**Do this**
Say how many lines in the records include the string "حمود", adding no other words.

--- BEGIN Entries supplied ---

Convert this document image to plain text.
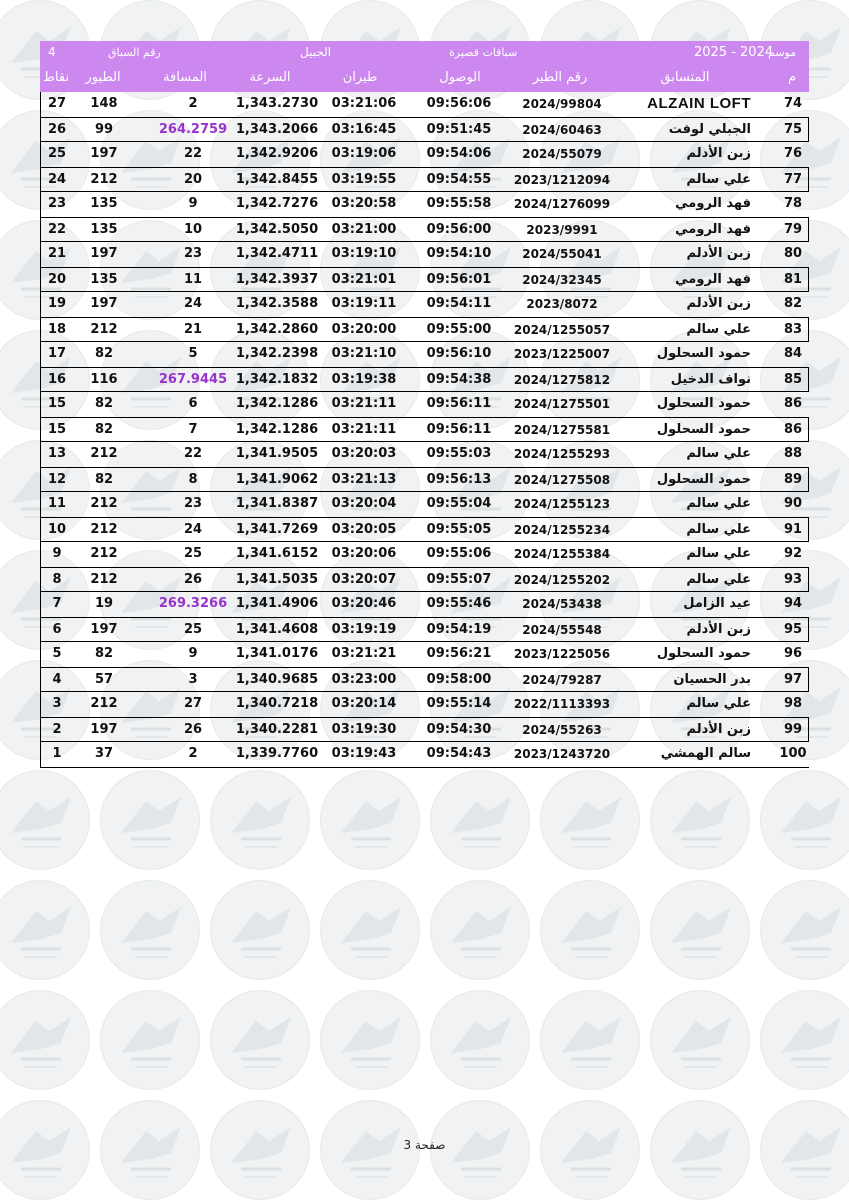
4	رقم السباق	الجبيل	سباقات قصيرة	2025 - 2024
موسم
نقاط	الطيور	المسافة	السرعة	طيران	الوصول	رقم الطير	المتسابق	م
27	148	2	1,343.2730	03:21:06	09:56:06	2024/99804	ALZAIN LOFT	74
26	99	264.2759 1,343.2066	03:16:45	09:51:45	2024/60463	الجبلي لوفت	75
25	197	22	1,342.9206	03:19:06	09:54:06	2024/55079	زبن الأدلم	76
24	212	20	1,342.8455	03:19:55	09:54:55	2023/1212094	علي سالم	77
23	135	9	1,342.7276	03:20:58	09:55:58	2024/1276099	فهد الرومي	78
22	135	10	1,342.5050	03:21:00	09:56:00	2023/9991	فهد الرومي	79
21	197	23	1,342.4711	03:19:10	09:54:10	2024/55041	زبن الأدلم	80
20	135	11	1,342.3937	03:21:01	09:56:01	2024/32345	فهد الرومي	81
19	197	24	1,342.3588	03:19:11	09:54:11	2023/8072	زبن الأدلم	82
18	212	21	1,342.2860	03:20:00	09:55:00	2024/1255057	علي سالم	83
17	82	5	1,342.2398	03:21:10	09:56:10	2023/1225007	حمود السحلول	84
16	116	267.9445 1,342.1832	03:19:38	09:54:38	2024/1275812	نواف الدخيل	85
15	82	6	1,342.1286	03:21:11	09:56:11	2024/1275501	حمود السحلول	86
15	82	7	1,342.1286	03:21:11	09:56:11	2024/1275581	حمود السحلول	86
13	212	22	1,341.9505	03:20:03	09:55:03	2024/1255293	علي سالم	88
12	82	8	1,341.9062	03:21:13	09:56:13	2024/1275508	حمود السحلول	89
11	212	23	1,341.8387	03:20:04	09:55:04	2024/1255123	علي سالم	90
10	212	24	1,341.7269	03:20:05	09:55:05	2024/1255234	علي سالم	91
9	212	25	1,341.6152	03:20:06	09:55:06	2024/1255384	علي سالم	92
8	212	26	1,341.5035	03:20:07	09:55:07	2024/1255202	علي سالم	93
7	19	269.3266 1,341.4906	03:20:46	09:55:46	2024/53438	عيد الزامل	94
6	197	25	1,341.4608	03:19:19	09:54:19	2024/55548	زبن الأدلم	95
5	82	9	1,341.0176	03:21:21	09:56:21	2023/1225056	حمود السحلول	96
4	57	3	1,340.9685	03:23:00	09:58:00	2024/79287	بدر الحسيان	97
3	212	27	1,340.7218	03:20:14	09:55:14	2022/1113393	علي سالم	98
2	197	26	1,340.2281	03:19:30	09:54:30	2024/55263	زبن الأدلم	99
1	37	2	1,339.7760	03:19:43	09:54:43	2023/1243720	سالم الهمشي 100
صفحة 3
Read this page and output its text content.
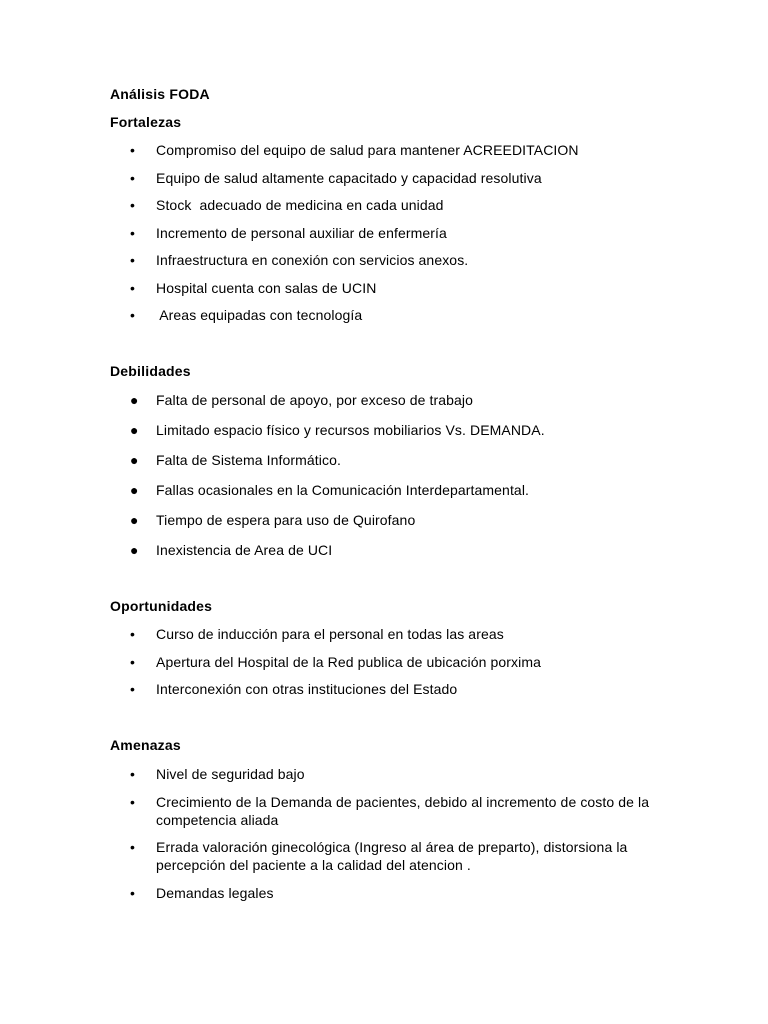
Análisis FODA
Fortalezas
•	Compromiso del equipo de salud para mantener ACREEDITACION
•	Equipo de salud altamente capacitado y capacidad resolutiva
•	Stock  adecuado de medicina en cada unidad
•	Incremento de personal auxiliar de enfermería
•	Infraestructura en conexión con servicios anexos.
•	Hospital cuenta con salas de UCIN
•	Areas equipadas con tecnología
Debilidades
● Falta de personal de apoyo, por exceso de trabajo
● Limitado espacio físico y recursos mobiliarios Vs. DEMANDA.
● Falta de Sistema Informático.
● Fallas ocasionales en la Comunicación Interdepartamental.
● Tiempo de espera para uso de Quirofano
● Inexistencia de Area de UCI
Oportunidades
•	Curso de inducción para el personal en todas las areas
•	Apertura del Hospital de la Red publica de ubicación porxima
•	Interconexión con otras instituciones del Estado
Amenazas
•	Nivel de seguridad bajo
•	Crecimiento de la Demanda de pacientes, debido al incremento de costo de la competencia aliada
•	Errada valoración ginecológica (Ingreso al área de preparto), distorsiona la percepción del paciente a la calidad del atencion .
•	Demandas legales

--- END Entries supplied ---

**Solution to the exercise**
5